--- START Task data ---
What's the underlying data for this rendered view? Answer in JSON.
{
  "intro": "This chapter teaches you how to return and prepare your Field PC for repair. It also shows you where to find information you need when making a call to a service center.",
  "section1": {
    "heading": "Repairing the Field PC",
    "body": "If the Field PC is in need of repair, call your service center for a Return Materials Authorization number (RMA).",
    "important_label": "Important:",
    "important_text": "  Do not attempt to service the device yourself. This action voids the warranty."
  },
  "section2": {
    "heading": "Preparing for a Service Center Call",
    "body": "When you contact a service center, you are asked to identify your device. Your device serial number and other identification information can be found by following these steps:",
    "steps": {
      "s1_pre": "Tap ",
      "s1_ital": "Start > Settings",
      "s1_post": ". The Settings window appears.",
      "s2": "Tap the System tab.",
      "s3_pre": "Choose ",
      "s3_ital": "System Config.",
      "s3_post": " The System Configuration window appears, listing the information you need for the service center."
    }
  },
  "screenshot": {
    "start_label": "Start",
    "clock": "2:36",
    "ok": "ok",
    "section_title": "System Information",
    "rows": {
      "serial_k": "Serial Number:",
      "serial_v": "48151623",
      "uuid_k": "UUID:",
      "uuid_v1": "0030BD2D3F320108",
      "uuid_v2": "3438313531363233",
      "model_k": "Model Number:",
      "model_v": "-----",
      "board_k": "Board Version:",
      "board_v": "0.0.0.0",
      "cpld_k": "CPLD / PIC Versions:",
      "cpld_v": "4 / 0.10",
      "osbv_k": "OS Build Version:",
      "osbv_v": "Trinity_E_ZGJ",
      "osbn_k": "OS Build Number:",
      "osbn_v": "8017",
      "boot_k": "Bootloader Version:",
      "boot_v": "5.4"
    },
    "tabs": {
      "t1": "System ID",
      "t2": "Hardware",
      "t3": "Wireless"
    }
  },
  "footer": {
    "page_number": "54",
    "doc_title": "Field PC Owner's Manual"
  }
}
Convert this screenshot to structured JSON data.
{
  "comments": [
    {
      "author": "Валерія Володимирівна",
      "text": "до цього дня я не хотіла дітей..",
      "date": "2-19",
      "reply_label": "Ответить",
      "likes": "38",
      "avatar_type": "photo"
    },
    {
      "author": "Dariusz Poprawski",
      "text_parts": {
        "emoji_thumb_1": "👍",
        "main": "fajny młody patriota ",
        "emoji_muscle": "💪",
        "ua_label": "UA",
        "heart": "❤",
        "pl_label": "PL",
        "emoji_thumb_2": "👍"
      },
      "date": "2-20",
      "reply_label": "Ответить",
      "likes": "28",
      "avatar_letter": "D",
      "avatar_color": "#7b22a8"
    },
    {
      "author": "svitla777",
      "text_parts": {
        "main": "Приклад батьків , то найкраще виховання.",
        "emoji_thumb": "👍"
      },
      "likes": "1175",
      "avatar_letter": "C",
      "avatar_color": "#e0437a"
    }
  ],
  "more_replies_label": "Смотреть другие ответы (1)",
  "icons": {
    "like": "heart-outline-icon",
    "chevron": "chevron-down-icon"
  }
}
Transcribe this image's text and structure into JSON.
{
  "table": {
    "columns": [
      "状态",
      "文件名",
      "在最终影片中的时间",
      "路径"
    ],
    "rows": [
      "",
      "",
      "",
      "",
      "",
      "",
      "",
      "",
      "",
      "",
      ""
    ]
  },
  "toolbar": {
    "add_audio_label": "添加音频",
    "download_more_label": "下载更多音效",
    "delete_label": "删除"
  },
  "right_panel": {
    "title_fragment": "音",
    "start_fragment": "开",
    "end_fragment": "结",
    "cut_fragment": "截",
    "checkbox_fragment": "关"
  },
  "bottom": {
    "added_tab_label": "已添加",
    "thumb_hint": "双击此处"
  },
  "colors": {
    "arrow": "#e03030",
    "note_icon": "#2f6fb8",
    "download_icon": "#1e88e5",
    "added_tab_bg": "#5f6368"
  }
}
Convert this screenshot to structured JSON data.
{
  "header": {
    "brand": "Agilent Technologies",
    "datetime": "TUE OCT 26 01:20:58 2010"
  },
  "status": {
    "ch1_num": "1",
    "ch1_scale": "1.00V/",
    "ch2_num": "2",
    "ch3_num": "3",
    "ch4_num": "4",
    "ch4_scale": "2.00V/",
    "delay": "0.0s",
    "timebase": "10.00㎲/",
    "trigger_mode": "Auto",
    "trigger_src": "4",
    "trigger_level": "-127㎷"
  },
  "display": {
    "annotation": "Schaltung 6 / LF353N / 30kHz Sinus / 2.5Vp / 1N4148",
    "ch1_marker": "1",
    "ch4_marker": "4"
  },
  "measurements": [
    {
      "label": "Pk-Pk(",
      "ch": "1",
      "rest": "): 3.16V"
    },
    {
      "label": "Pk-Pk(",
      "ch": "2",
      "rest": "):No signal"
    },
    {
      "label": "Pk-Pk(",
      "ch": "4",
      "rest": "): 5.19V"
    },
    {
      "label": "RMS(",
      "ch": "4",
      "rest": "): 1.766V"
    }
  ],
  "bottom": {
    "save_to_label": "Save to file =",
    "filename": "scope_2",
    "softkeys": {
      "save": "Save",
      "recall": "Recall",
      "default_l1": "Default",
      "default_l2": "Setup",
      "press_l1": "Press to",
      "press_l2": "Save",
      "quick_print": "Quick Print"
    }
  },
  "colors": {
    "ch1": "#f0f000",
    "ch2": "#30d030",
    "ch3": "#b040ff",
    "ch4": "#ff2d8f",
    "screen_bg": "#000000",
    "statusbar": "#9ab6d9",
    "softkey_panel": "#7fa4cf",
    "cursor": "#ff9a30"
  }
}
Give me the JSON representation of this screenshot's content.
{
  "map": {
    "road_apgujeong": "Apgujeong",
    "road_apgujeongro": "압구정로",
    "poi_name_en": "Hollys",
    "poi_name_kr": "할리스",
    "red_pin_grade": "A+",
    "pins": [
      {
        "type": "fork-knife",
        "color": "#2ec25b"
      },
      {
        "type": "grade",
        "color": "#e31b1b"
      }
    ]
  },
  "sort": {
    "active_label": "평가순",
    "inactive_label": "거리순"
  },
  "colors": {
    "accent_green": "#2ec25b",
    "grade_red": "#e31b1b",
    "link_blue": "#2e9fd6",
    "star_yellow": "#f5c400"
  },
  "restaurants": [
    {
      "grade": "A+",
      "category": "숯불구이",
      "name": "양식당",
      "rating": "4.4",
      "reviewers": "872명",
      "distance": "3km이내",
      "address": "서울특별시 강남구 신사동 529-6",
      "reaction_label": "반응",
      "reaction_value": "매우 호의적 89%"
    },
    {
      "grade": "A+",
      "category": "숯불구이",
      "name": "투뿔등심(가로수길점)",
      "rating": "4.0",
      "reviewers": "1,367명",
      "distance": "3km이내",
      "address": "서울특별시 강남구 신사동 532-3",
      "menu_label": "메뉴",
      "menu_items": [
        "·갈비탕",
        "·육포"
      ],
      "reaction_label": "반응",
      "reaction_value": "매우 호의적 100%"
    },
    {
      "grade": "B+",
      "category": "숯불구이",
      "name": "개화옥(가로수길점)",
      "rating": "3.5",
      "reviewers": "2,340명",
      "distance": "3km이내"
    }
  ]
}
--- END Task data ---
§ **Exercise instructions**
Repeat the lines above exactly.

§ **Full output**
What's the underlying data for this rendered view? Answer in JSON.
{
  "intro": "This chapter teaches you how to return and prepare your Field PC for repair. It also shows you where to find information you need when making a call to a service center.",
  "section1": {
    "heading": "Repairing the Field PC",
    "body": "If the Field PC is in need of repair, call your service center for a Return Materials Authorization number (RMA).",
    "important_label": "Important:",
    "important_text": "  Do not attempt to service the device yourself. This action voids the warranty."
  },
  "section2": {
    "heading": "Preparing for a Service Center Call",
    "body": "When you contact a service center, you are asked to identify your device. Your device serial number and other identification information can be found by following these steps:",
    "steps": {
      "s1_pre": "Tap ",
      "s1_ital": "Start > Settings",
      "s1_post": ". The Settings window appears.",
      "s2": "Tap the System tab.",
      "s3_pre": "Choose ",
      "s3_ital": "System Config.",
      "s3_post": " The System Configuration window appears, listing the information you need for the service center."
    }
  },
  "screenshot": {
    "start_label": "Start",
    "clock": "2:36",
    "ok": "ok",
    "section_title": "System Information",
    "rows": {
      "serial_k": "Serial Number:",
      "serial_v": "48151623",
      "uuid_k": "UUID:",
      "uuid_v1": "0030BD2D3F320108",
      "uuid_v2": "3438313531363233",
      "model_k": "Model Number:",
      "model_v": "-----",
      "board_k": "Board Version:",
      "board_v": "0.0.0.0",
      "cpld_k": "CPLD / PIC Versions:",
      "cpld_v": "4 / 0.10",
      "osbv_k": "OS Build Version:",
      "osbv_v": "Trinity_E_ZGJ",
      "osbn_k": "OS Build Number:",
      "osbn_v": "8017",
      "boot_k": "Bootloader Version:",
      "boot_v": "5.4"
    },
    "tabs": {
      "t1": "System ID",
      "t2": "Hardware",
      "t3": "Wireless"
    }
  },
  "footer": {
    "page_number": "54",
    "doc_title": "Field PC Owner's Manual"
  }
}
Convert this screenshot to structured JSON data.
{
  "comments": [
    {
      "author": "Валерія Володимирівна",
      "text": "до цього дня я не хотіла дітей..",
      "date": "2-19",
      "reply_label": "Ответить",
      "likes": "38",
      "avatar_type": "photo"
    },
    {
      "author": "Dariusz Poprawski",
      "text_parts": {
        "emoji_thumb_1": "👍",
        "main": "fajny młody patriota ",
        "emoji_muscle": "💪",
        "ua_label": "UA",
        "heart": "❤",
        "pl_label": "PL",
        "emoji_thumb_2": "👍"
      },
      "date": "2-20",
      "reply_label": "Ответить",
      "likes": "28",
      "avatar_letter": "D",
      "avatar_color": "#7b22a8"
    },
    {
      "author": "svitla777",
      "text_parts": {
        "main": "Приклад батьків , то найкраще виховання.",
        "emoji_thumb": "👍"
      },
      "likes": "1175",
      "avatar_letter": "C",
      "avatar_color": "#e0437a"
    }
  ],
  "more_replies_label": "Смотреть другие ответы (1)",
  "icons": {
    "like": "heart-outline-icon",
    "chevron": "chevron-down-icon"
  }
}
Transcribe this image's text and structure into JSON.
{
  "table": {
    "columns": [
      "状态",
      "文件名",
      "在最终影片中的时间",
      "路径"
    ],
    "rows": [
      "",
      "",
      "",
      "",
      "",
      "",
      "",
      "",
      "",
      "",
      ""
    ]
  },
  "toolbar": {
    "add_audio_label": "添加音频",
    "download_more_label": "下载更多音效",
    "delete_label": "删除"
  },
  "right_panel": {
    "title_fragment": "音",
    "start_fragment": "开",
    "end_fragment": "结",
    "cut_fragment": "截",
    "checkbox_fragment": "关"
  },
  "bottom": {
    "added_tab_label": "已添加",
    "thumb_hint": "双击此处"
  },
  "colors": {
    "arrow": "#e03030",
    "note_icon": "#2f6fb8",
    "download_icon": "#1e88e5",
    "added_tab_bg": "#5f6368"
  }
}
Convert this screenshot to structured JSON data.
{
  "header": {
    "brand": "Agilent Technologies",
    "datetime": "TUE OCT 26 01:20:58 2010"
  },
  "status": {
    "ch1_num": "1",
    "ch1_scale": "1.00V/",
    "ch2_num": "2",
    "ch3_num": "3",
    "ch4_num": "4",
    "ch4_scale": "2.00V/",
    "delay": "0.0s",
    "timebase": "10.00㎲/",
    "trigger_mode": "Auto",
    "trigger_src": "4",
    "trigger_level": "-127㎷"
  },
  "display": {
    "annotation": "Schaltung 6 / LF353N / 30kHz Sinus / 2.5Vp / 1N4148",
    "ch1_marker": "1",
    "ch4_marker": "4"
  },
  "measurements": [
    {
      "label": "Pk-Pk(",
      "ch": "1",
      "rest": "): 3.16V"
    },
    {
      "label": "Pk-Pk(",
      "ch": "2",
      "rest": "):No signal"
    },
    {
      "label": "Pk-Pk(",
      "ch": "4",
      "rest": "): 5.19V"
    },
    {
      "label": "RMS(",
      "ch": "4",
      "rest": "): 1.766V"
    }
  ],
  "bottom": {
    "save_to_label": "Save to file =",
    "filename": "scope_2",
    "softkeys": {
      "save": "Save",
      "recall": "Recall",
      "default_l1": "Default",
      "default_l2": "Setup",
      "press_l1": "Press to",
      "press_l2": "Save",
      "quick_print": "Quick Print"
    }
  },
  "colors": {
    "ch1": "#f0f000",
    "ch2": "#30d030",
    "ch3": "#b040ff",
    "ch4": "#ff2d8f",
    "screen_bg": "#000000",
    "statusbar": "#9ab6d9",
    "softkey_panel": "#7fa4cf",
    "cursor": "#ff9a30"
  }
}
Give me the JSON representation of this screenshot's content.
{
  "map": {
    "road_apgujeong": "Apgujeong",
    "road_apgujeongro": "압구정로",
    "poi_name_en": "Hollys",
    "poi_name_kr": "할리스",
    "red_pin_grade": "A+",
    "pins": [
      {
        "type": "fork-knife",
        "color": "#2ec25b"
      },
      {
        "type": "grade",
        "color": "#e31b1b"
      }
    ]
  },
  "sort": {
    "active_label": "평가순",
    "inactive_label": "거리순"
  },
  "colors": {
    "accent_green": "#2ec25b",
    "grade_red": "#e31b1b",
    "link_blue": "#2e9fd6",
    "star_yellow": "#f5c400"
  },
  "restaurants": [
    {
      "grade": "A+",
      "category": "숯불구이",
      "name": "양식당",
      "rating": "4.4",
      "reviewers": "872명",
      "distance": "3km이내",
      "address": "서울특별시 강남구 신사동 529-6",
      "reaction_label": "반응",
      "reaction_value": "매우 호의적 89%"
    },
    {
      "grade": "A+",
      "category": "숯불구이",
      "name": "투뿔등심(가로수길점)",
      "rating": "4.0",
      "reviewers": "1,367명",
      "distance": "3km이내",
      "address": "서울특별시 강남구 신사동 532-3",
      "menu_label": "메뉴",
      "menu_items": [
        "·갈비탕",
        "·육포"
      ],
      "reaction_label": "반응",
      "reaction_value": "매우 호의적 100%"
    },
    {
      "grade": "B+",
      "category": "숯불구이",
      "name": "개화옥(가로수길점)",
      "rating": "3.5",
      "reviewers": "2,340명",
      "distance": "3km이내"
    }
  ]
}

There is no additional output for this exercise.